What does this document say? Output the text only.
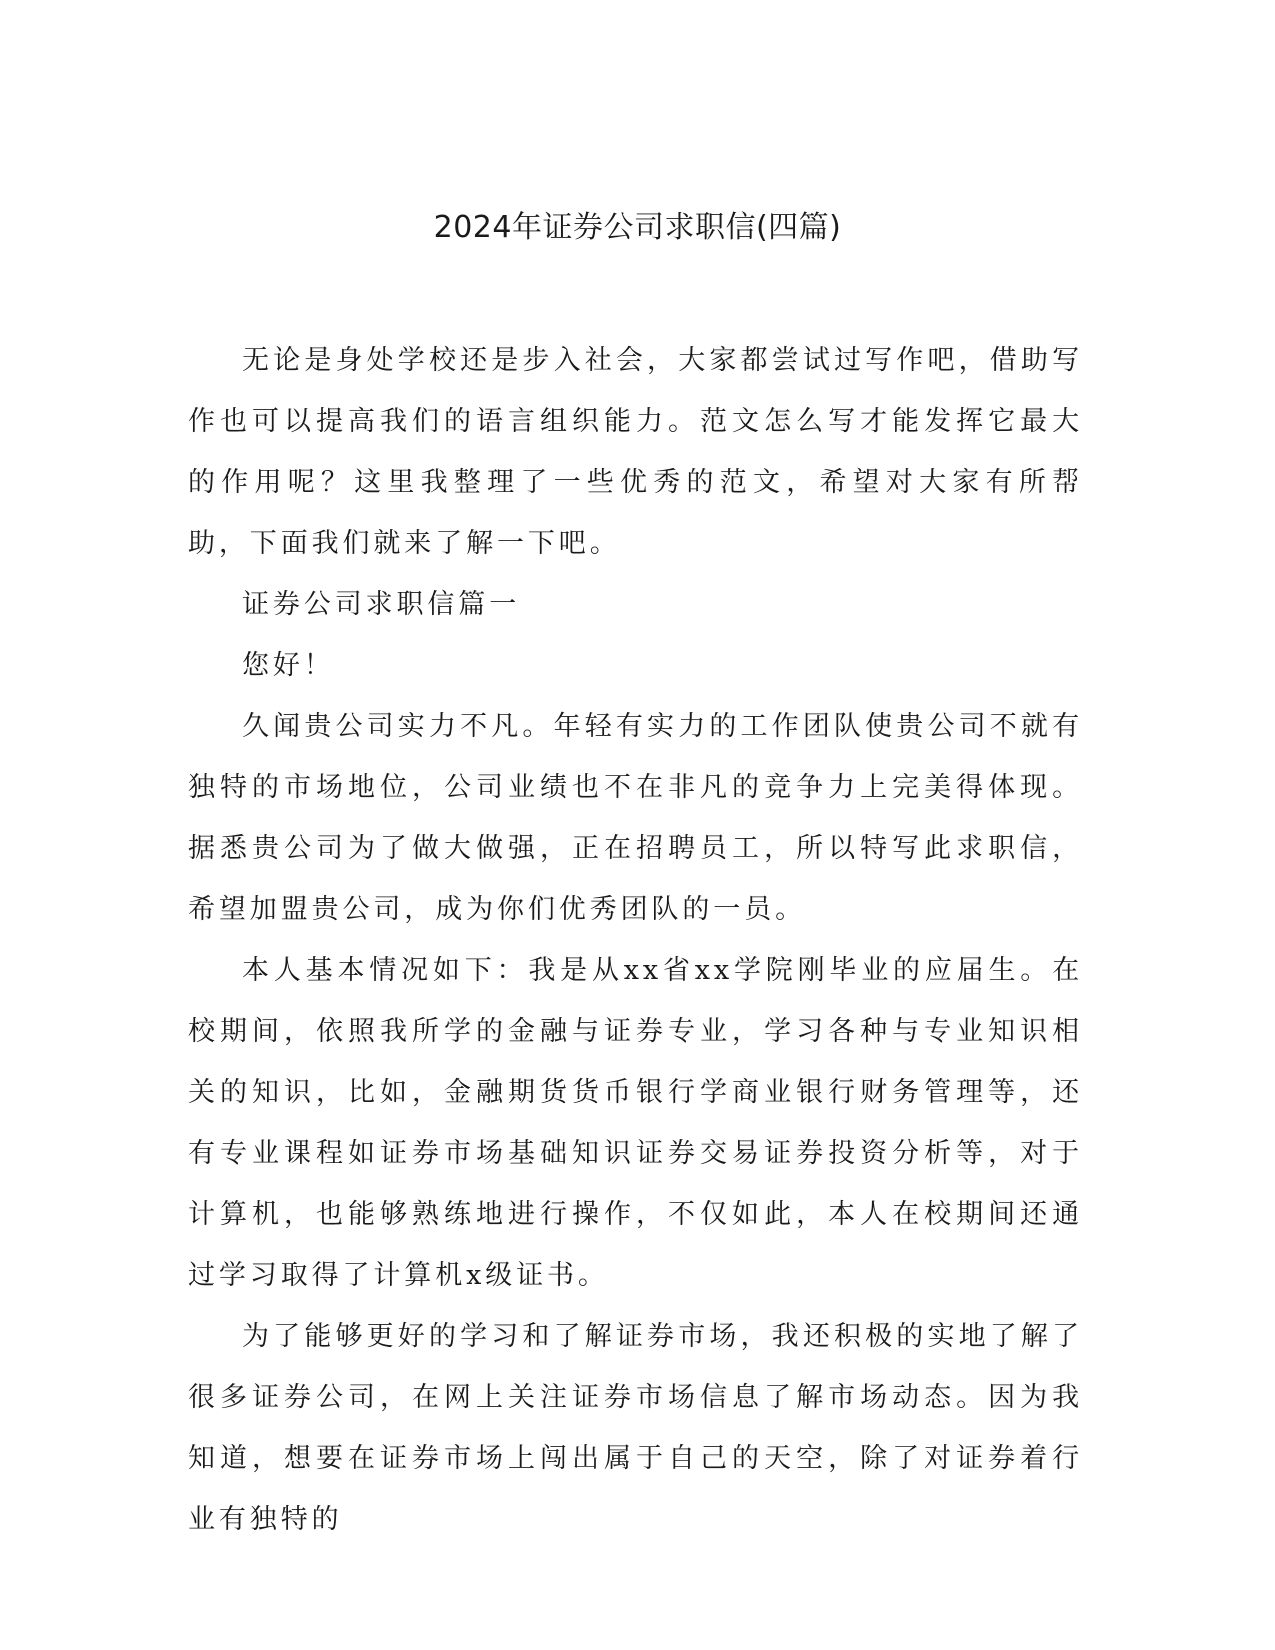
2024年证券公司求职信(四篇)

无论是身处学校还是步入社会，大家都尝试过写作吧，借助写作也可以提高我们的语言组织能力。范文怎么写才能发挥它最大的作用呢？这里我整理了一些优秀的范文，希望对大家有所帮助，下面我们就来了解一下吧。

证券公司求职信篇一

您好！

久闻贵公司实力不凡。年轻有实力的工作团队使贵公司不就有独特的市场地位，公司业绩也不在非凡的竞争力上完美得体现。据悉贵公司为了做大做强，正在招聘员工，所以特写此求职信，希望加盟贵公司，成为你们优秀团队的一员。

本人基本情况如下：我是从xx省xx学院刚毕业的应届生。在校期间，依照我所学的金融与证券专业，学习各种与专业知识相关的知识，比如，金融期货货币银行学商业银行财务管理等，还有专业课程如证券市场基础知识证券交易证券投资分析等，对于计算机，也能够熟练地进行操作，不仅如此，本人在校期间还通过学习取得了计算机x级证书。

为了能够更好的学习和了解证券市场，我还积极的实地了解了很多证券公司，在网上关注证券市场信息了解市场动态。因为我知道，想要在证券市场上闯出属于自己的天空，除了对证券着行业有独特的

-*-

WHAT THE TASK ASKS> Transcribe each entry precisely as given, leaving the pictures out.

WRITTEN ANSWER>
What does this document say? Output the text only.
2024年证券公司求职信(四篇)

无论是身处学校还是步入社会，大家都尝试过写作吧，借助写作也可以提高我们的语言组织能力。范文怎么写才能发挥它最大的作用呢？这里我整理了一些优秀的范文，希望对大家有所帮助，下面我们就来了解一下吧。

证券公司求职信篇一

您好！

久闻贵公司实力不凡。年轻有实力的工作团队使贵公司不就有独特的市场地位，公司业绩也不在非凡的竞争力上完美得体现。据悉贵公司为了做大做强，正在招聘员工，所以特写此求职信，希望加盟贵公司，成为你们优秀团队的一员。

本人基本情况如下：我是从xx省xx学院刚毕业的应届生。在校期间，依照我所学的金融与证券专业，学习各种与专业知识相关的知识，比如，金融期货货币银行学商业银行财务管理等，还有专业课程如证券市场基础知识证券交易证券投资分析等，对于计算机，也能够熟练地进行操作，不仅如此，本人在校期间还通过学习取得了计算机x级证书。

为了能够更好的学习和了解证券市场，我还积极的实地了解了很多证券公司，在网上关注证券市场信息了解市场动态。因为我知道，想要在证券市场上闯出属于自己的天空，除了对证券着行业有独特的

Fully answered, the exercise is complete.